**OBJECTIVE:** Look for "Output" in the listing below. Gather each line that contains it.

**INFORMATION SHOWN:**
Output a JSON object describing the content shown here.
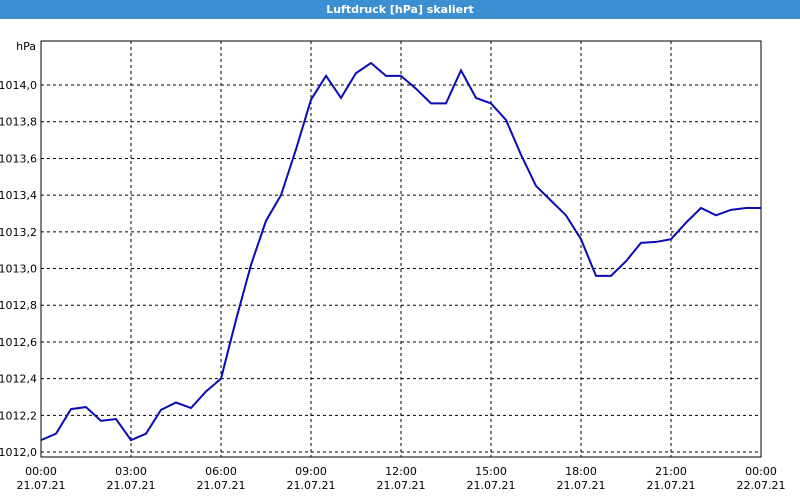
{
  "chart_data": {
    "type": "line",
    "title": "Luftdruck [hPa] skaliert",
    "y_label": "hPa",
    "x": [
      0,
      0.5,
      1,
      1.5,
      2,
      2.5,
      3,
      3.5,
      4,
      4.5,
      5,
      5.5,
      6,
      6.5,
      7,
      7.5,
      8,
      8.5,
      9,
      9.5,
      10,
      10.5,
      11,
      11.5,
      12,
      12.5,
      13,
      13.5,
      14,
      14.5,
      15,
      15.5,
      16,
      16.5,
      17,
      17.5,
      18,
      18.5,
      19,
      19.5,
      20,
      20.5,
      21,
      21.5,
      22,
      22.5,
      23,
      23.5,
      24
    ],
    "series": [
      {
        "name": "Luftdruck",
        "color": "#0a0ab4",
        "values": [
          1012.065,
          1012.1,
          1012.234,
          1012.245,
          1012.17,
          1012.18,
          1012.065,
          1012.1,
          1012.23,
          1012.27,
          1012.24,
          1012.33,
          1012.4,
          1012.72,
          1013.02,
          1013.26,
          1013.4,
          1013.65,
          1013.92,
          1014.05,
          1013.93,
          1014.065,
          1014.12,
          1014.05,
          1014.05,
          1013.98,
          1013.9,
          1013.9,
          1014.08,
          1013.93,
          1013.9,
          1013.81,
          1013.62,
          1013.45,
          1013.37,
          1013.29,
          1013.16,
          1012.96,
          1012.96,
          1013.04,
          1013.14,
          1013.145,
          1013.16,
          1013.25,
          1013.33,
          1013.29,
          1013.32,
          1013.33,
          1013.33
        ]
      }
    ],
    "xlim": [
      0,
      24
    ],
    "xticks": [
      {
        "value": 0,
        "label": "00:00 21.07.21"
      },
      {
        "value": 3,
        "label": "03:00 21.07.21"
      },
      {
        "value": 6,
        "label": "06:00 21.07.21"
      },
      {
        "value": 9,
        "label": "09:00 21.07.21"
      },
      {
        "value": 12,
        "label": "12:00 21.07.21"
      },
      {
        "value": 15,
        "label": "15:00 21.07.21"
      },
      {
        "value": 18,
        "label": "18:00 21.07.21"
      },
      {
        "value": 21,
        "label": "21:00 21.07.21"
      },
      {
        "value": 24,
        "label": "00:00 22.07.21"
      }
    ],
    "ylim": [
      1011.973,
      1014.24
    ],
    "yticks": [
      {
        "value": 1012.0,
        "label": "1012,0"
      },
      {
        "value": 1012.2,
        "label": "1012,2"
      },
      {
        "value": 1012.4,
        "label": "1012,4"
      },
      {
        "value": 1012.6,
        "label": "1012,6"
      },
      {
        "value": 1012.8,
        "label": "1012,8"
      },
      {
        "value": 1013.0,
        "label": "1013,0"
      },
      {
        "value": 1013.2,
        "label": "1013,2"
      },
      {
        "value": 1013.4,
        "label": "1013,4"
      },
      {
        "value": 1013.6,
        "label": "1013,6"
      },
      {
        "value": 1013.8,
        "label": "1013,8"
      },
      {
        "value": 1014.0,
        "label": "1014,0"
      }
    ],
    "grid": true
  }
}
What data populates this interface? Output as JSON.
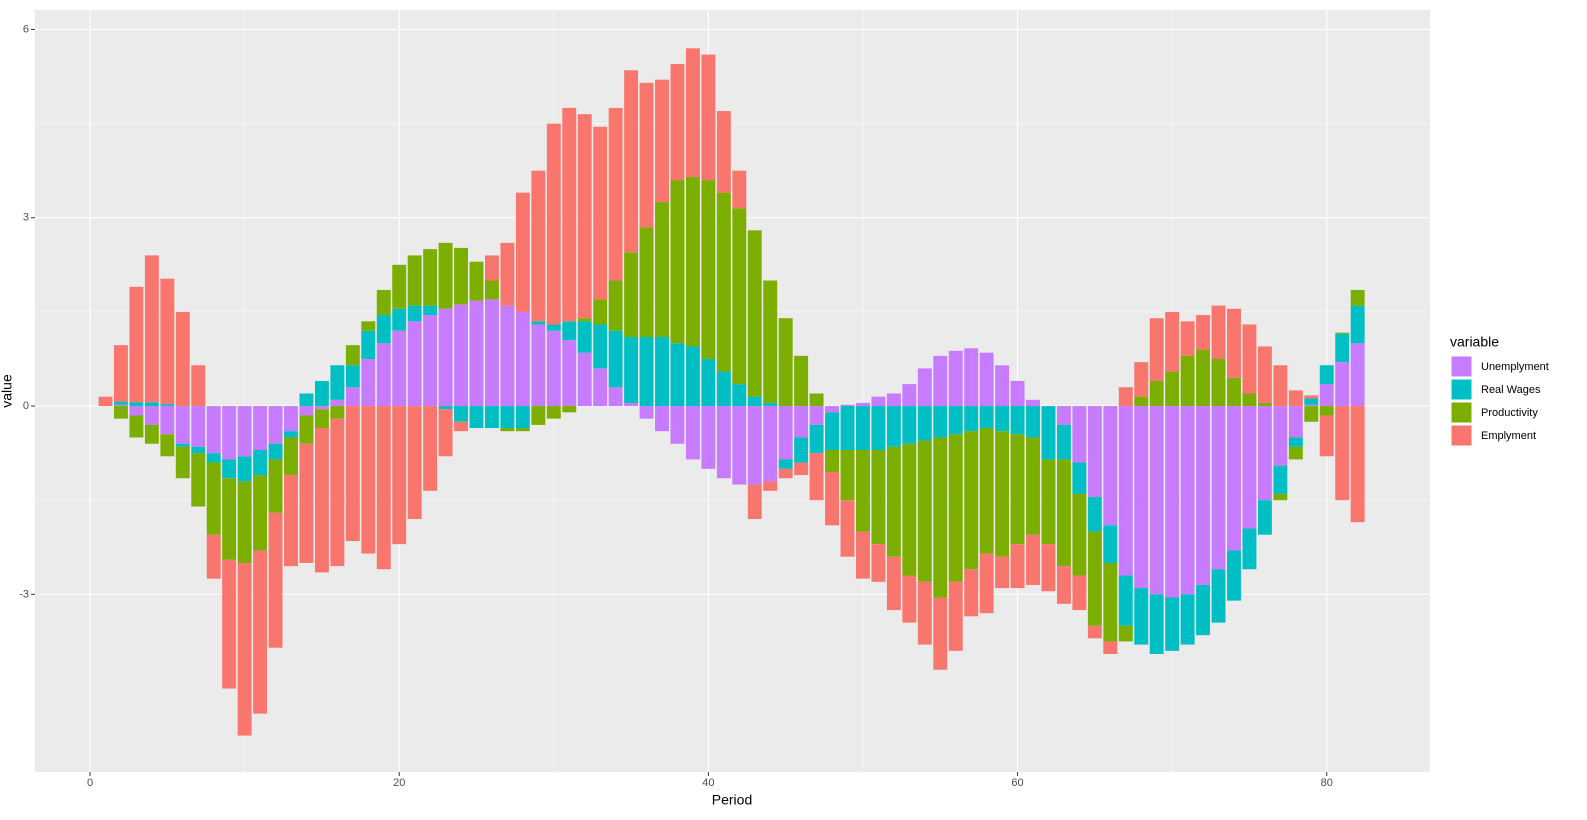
{
  "chart_data": {
    "type": "stacked_bar",
    "xlabel": "Period",
    "ylabel": "value",
    "legend_title": "variable",
    "legend_position": "right",
    "grid": true,
    "xlim": [
      -3.56,
      86.68
    ],
    "ylim": [
      -5.83,
      6.31
    ],
    "xticks": [
      0,
      20,
      40,
      60,
      80
    ],
    "yticks": [
      -3,
      0,
      3,
      6
    ],
    "x": [
      1,
      2,
      3,
      4,
      5,
      6,
      7,
      8,
      9,
      10,
      11,
      12,
      13,
      14,
      15,
      16,
      17,
      18,
      19,
      20,
      21,
      22,
      23,
      24,
      25,
      26,
      27,
      28,
      29,
      30,
      31,
      32,
      33,
      34,
      35,
      36,
      37,
      38,
      39,
      40,
      41,
      42,
      43,
      44,
      45,
      46,
      47,
      48,
      49,
      50,
      51,
      52,
      53,
      54,
      55,
      56,
      57,
      58,
      59,
      60,
      61,
      62,
      63,
      64,
      65,
      66,
      67,
      68,
      69,
      70,
      71,
      72,
      73,
      74,
      75,
      76,
      77,
      78,
      79,
      80,
      81,
      82
    ],
    "series": [
      {
        "name": "Unemplyment",
        "color": "#C77CFF",
        "values": [
          0,
          0.02,
          -0.15,
          -0.3,
          -0.45,
          -0.6,
          -0.65,
          -0.75,
          -0.85,
          -0.8,
          -0.7,
          -0.6,
          -0.4,
          -0.15,
          -0.05,
          0.1,
          0.3,
          0.75,
          1.0,
          1.2,
          1.35,
          1.45,
          1.55,
          1.62,
          1.68,
          1.7,
          1.6,
          1.5,
          1.3,
          1.2,
          1.05,
          0.85,
          0.6,
          0.3,
          0.05,
          -0.2,
          -0.4,
          -0.6,
          -0.85,
          -1.0,
          -1.15,
          -1.25,
          -1.25,
          -1.2,
          -0.85,
          -0.5,
          -0.3,
          -0.1,
          0.02,
          0.05,
          0.15,
          0.2,
          0.35,
          0.6,
          0.8,
          0.88,
          0.92,
          0.85,
          0.65,
          0.4,
          0.1,
          0,
          -0.3,
          -0.9,
          -1.45,
          -1.9,
          -2.7,
          -2.9,
          -3.0,
          -3.05,
          -3.0,
          -2.85,
          -2.6,
          -2.3,
          -1.95,
          -1.5,
          -0.95,
          -0.5,
          0.02,
          0.35,
          0.7,
          1.0
        ]
      },
      {
        "name": "Real Wages",
        "color": "#00BFC4",
        "values": [
          0,
          0.05,
          0.06,
          0.06,
          0.03,
          -0.05,
          -0.1,
          -0.15,
          -0.3,
          -0.4,
          -0.4,
          -0.25,
          -0.1,
          0.2,
          0.4,
          0.55,
          0.35,
          0.45,
          0.45,
          0.35,
          0.25,
          0.15,
          -0.05,
          -0.25,
          -0.35,
          -0.35,
          -0.35,
          -0.35,
          0.05,
          0.1,
          0.3,
          0.5,
          0.7,
          0.9,
          1.05,
          1.1,
          1.1,
          1.0,
          0.95,
          0.75,
          0.55,
          0.35,
          0.15,
          0.05,
          -0.15,
          -0.4,
          -0.45,
          -0.6,
          -0.7,
          -0.7,
          -0.7,
          -0.65,
          -0.6,
          -0.55,
          -0.5,
          -0.45,
          -0.4,
          -0.35,
          -0.4,
          -0.45,
          -0.5,
          -0.85,
          -0.55,
          -0.5,
          -0.55,
          -0.6,
          -0.8,
          -0.9,
          -0.95,
          -0.85,
          -0.8,
          -0.8,
          -0.85,
          -0.8,
          -0.65,
          -0.55,
          -0.45,
          -0.15,
          0.1,
          0.3,
          0.45,
          0.6
        ]
      },
      {
        "name": "Productivity",
        "color": "#7CAE00",
        "values": [
          0,
          -0.2,
          -0.35,
          -0.3,
          -0.35,
          -0.5,
          -0.85,
          -1.15,
          -1.3,
          -1.3,
          -1.2,
          -0.85,
          -0.6,
          -0.45,
          -0.3,
          -0.2,
          0.32,
          0.15,
          0.4,
          0.7,
          0.8,
          0.9,
          1.05,
          0.9,
          0.62,
          0.3,
          -0.05,
          -0.05,
          -0.3,
          -0.2,
          -0.1,
          0.05,
          0.4,
          0.8,
          1.35,
          1.75,
          2.15,
          2.6,
          2.7,
          2.85,
          2.85,
          2.8,
          2.65,
          1.95,
          1.4,
          0.8,
          0.2,
          -0.35,
          -0.8,
          -1.3,
          -1.5,
          -1.75,
          -2.1,
          -2.25,
          -2.55,
          -2.35,
          -2.2,
          -2.0,
          -2.0,
          -1.75,
          -1.55,
          -1.35,
          -1.7,
          -1.3,
          -1.5,
          -1.25,
          -0.25,
          0.15,
          0.4,
          0.55,
          0.8,
          0.9,
          0.75,
          0.45,
          0.2,
          0.05,
          -0.1,
          -0.2,
          -0.25,
          -0.15,
          0.02,
          0.25
        ]
      },
      {
        "name": "Emplyment",
        "color": "#F8766D",
        "values": [
          0.15,
          0.9,
          1.84,
          2.34,
          2.0,
          1.5,
          0.65,
          -0.7,
          -2.05,
          -2.75,
          -2.6,
          -2.15,
          -1.45,
          -1.9,
          -2.3,
          -2.35,
          -2.15,
          -2.35,
          -2.6,
          -2.2,
          -1.8,
          -1.35,
          -0.75,
          -0.15,
          0,
          0.4,
          1.0,
          1.9,
          2.4,
          3.2,
          3.4,
          3.25,
          2.75,
          2.75,
          2.9,
          2.3,
          1.95,
          1.85,
          2.05,
          2.0,
          1.3,
          0.6,
          -0.55,
          -0.15,
          -0.15,
          -0.2,
          -0.75,
          -0.85,
          -0.9,
          -0.75,
          -0.6,
          -0.85,
          -0.75,
          -1.0,
          -1.15,
          -1.1,
          -0.75,
          -0.95,
          -0.5,
          -0.7,
          -0.8,
          -0.75,
          -0.6,
          -0.55,
          -0.2,
          -0.2,
          0.3,
          0.55,
          1.0,
          0.95,
          0.55,
          0.55,
          0.85,
          1.1,
          1.1,
          0.9,
          0.65,
          0.25,
          0.05,
          -0.65,
          -1.5,
          -1.85
        ]
      }
    ]
  }
}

**WORKED ANSWER:**
Output a JSON object describing the content shown here.
What data populates this interface? Output as JSON.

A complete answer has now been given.